WHAT IS BEING ASKED:
Without omitting anything, retype the data that follows.

GIVEN ENTRIES:
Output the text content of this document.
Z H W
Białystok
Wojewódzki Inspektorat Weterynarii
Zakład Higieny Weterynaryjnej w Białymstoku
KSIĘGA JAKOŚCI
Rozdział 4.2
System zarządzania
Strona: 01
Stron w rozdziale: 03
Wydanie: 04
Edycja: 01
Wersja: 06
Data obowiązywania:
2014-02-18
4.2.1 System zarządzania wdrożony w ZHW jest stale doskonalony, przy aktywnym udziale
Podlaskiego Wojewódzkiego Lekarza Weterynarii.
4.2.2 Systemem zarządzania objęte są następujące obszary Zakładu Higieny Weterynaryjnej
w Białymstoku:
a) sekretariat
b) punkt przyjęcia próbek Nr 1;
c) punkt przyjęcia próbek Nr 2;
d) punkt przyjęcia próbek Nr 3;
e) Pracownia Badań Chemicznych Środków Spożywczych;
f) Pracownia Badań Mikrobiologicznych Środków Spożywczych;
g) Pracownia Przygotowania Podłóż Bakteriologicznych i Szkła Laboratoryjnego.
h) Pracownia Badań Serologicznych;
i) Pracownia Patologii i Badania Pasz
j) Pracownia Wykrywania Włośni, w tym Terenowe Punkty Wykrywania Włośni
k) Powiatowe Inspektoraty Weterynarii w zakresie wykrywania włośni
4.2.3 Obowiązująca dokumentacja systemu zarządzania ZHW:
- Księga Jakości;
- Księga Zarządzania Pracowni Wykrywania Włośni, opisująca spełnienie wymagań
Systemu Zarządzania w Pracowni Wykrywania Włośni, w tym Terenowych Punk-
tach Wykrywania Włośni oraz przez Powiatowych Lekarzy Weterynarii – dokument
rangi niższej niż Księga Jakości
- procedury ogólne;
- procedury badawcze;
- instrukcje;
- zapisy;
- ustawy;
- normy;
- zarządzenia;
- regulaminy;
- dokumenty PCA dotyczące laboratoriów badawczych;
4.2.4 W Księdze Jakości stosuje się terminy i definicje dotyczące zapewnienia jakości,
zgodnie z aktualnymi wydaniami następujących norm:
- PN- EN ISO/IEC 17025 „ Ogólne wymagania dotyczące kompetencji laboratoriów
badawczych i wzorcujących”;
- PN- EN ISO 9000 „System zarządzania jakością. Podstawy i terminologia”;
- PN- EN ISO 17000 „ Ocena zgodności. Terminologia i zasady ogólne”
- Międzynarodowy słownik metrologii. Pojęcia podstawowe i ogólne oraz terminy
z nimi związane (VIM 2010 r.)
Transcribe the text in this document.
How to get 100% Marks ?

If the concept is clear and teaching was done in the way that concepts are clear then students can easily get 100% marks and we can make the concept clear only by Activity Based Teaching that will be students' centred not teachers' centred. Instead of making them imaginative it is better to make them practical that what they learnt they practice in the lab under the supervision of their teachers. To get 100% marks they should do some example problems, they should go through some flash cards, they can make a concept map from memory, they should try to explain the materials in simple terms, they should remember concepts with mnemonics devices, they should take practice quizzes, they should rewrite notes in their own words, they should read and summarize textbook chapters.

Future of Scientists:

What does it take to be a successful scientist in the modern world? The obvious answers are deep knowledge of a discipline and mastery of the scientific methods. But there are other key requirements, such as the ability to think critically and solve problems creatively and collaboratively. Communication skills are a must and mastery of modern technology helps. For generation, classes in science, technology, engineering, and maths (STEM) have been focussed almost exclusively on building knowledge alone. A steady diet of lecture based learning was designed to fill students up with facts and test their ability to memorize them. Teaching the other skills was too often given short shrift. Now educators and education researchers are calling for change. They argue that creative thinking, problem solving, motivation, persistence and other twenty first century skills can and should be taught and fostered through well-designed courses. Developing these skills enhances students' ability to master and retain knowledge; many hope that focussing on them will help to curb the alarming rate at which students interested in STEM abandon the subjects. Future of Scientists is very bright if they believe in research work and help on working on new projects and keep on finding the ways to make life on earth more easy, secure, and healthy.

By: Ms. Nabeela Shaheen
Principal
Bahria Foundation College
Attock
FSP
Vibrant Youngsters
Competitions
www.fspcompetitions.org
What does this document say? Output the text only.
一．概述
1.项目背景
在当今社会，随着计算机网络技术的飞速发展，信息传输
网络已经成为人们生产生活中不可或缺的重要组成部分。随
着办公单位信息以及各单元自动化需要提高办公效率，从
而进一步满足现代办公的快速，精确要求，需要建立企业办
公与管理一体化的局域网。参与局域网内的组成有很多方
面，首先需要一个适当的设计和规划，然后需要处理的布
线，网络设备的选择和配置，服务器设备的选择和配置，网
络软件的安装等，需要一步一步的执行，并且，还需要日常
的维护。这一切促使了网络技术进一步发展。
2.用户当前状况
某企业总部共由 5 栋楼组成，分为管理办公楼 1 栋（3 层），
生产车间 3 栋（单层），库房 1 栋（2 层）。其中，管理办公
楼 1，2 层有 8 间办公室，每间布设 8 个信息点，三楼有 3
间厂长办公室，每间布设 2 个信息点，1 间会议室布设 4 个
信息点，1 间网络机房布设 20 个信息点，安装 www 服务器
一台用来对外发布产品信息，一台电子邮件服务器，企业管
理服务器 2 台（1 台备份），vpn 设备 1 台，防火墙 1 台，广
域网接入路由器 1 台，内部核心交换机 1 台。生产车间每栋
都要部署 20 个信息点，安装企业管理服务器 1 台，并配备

FULL ANSWER:
Output the text content of this document.
Z H W
Białystok
Wojewódzki Inspektorat Weterynarii
Zakład Higieny Weterynaryjnej w Białymstoku
KSIĘGA JAKOŚCI
Rozdział 4.2
System zarządzania
Strona: 01
Stron w rozdziale: 03
Wydanie: 04
Edycja: 01
Wersja: 06
Data obowiązywania:
2014-02-18
4.2.1 System zarządzania wdrożony w ZHW jest stale doskonalony, przy aktywnym udziale
Podlaskiego Wojewódzkiego Lekarza Weterynarii.
4.2.2 Systemem zarządzania objęte są następujące obszary Zakładu Higieny Weterynaryjnej
w Białymstoku:
a) sekretariat
b) punkt przyjęcia próbek Nr 1;
c) punkt przyjęcia próbek Nr 2;
d) punkt przyjęcia próbek Nr 3;
e) Pracownia Badań Chemicznych Środków Spożywczych;
f) Pracownia Badań Mikrobiologicznych Środków Spożywczych;
g) Pracownia Przygotowania Podłóż Bakteriologicznych i Szkła Laboratoryjnego.
h) Pracownia Badań Serologicznych;
i) Pracownia Patologii i Badania Pasz
j) Pracownia Wykrywania Włośni, w tym Terenowe Punkty Wykrywania Włośni
k) Powiatowe Inspektoraty Weterynarii w zakresie wykrywania włośni
4.2.3 Obowiązująca dokumentacja systemu zarządzania ZHW:
- Księga Jakości;
- Księga Zarządzania Pracowni Wykrywania Włośni, opisująca spełnienie wymagań
Systemu Zarządzania w Pracowni Wykrywania Włośni, w tym Terenowych Punk-
tach Wykrywania Włośni oraz przez Powiatowych Lekarzy Weterynarii – dokument
rangi niższej niż Księga Jakości
- procedury ogólne;
- procedury badawcze;
- instrukcje;
- zapisy;
- ustawy;
- normy;
- zarządzenia;
- regulaminy;
- dokumenty PCA dotyczące laboratoriów badawczych;
4.2.4 W Księdze Jakości stosuje się terminy i definicje dotyczące zapewnienia jakości,
zgodnie z aktualnymi wydaniami następujących norm:
- PN- EN ISO/IEC 17025 „ Ogólne wymagania dotyczące kompetencji laboratoriów
badawczych i wzorcujących”;
- PN- EN ISO 9000 „System zarządzania jakością. Podstawy i terminologia”;
- PN- EN ISO 17000 „ Ocena zgodności. Terminologia i zasady ogólne”
- Międzynarodowy słownik metrologii. Pojęcia podstawowe i ogólne oraz terminy
z nimi związane (VIM 2010 r.)
Transcribe the text in this document.
How to get 100% Marks ?

If the concept is clear and teaching was done in the way that concepts are clear then students can easily get 100% marks and we can make the concept clear only by Activity Based Teaching that will be students' centred not teachers' centred. Instead of making them imaginative it is better to make them practical that what they learnt they practice in the lab under the supervision of their teachers. To get 100% marks they should do some example problems, they should go through some flash cards, they can make a concept map from memory, they should try to explain the materials in simple terms, they should remember concepts with mnemonics devices, they should take practice quizzes, they should rewrite notes in their own words, they should read and summarize textbook chapters.

Future of Scientists:

What does it take to be a successful scientist in the modern world? The obvious answers are deep knowledge of a discipline and mastery of the scientific methods. But there are other key requirements, such as the ability to think critically and solve problems creatively and collaboratively. Communication skills are a must and mastery of modern technology helps. For generation, classes in science, technology, engineering, and maths (STEM) have been focussed almost exclusively on building knowledge alone. A steady diet of lecture based learning was designed to fill students up with facts and test their ability to memorize them. Teaching the other skills was too often given short shrift. Now educators and education researchers are calling for change. They argue that creative thinking, problem solving, motivation, persistence and other twenty first century skills can and should be taught and fostered through well-designed courses. Developing these skills enhances students' ability to master and retain knowledge; many hope that focussing on them will help to curb the alarming rate at which students interested in STEM abandon the subjects. Future of Scientists is very bright if they believe in research work and help on working on new projects and keep on finding the ways to make life on earth more easy, secure, and healthy.

By: Ms. Nabeela Shaheen
Principal
Bahria Foundation College
Attock
FSP
Vibrant Youngsters
Competitions
www.fspcompetitions.org
What does this document say? Output the text only.
一．概述
1.项目背景
在当今社会，随着计算机网络技术的飞速发展，信息传输
网络已经成为人们生产生活中不可或缺的重要组成部分。随
着办公单位信息以及各单元自动化需要提高办公效率，从
而进一步满足现代办公的快速，精确要求，需要建立企业办
公与管理一体化的局域网。参与局域网内的组成有很多方
面，首先需要一个适当的设计和规划，然后需要处理的布
线，网络设备的选择和配置，服务器设备的选择和配置，网
络软件的安装等，需要一步一步的执行，并且，还需要日常
的维护。这一切促使了网络技术进一步发展。
2.用户当前状况
某企业总部共由 5 栋楼组成，分为管理办公楼 1 栋（3 层），
生产车间 3 栋（单层），库房 1 栋（2 层）。其中，管理办公
楼 1，2 层有 8 间办公室，每间布设 8 个信息点，三楼有 3
间厂长办公室，每间布设 2 个信息点，1 间会议室布设 4 个
信息点，1 间网络机房布设 20 个信息点，安装 www 服务器
一台用来对外发布产品信息，一台电子邮件服务器，企业管
理服务器 2 台（1 台备份），vpn 设备 1 台，防火墙 1 台，广
域网接入路由器 1 台，内部核心交换机 1 台。生产车间每栋
都要部署 20 个信息点，安装企业管理服务器 1 台，并配备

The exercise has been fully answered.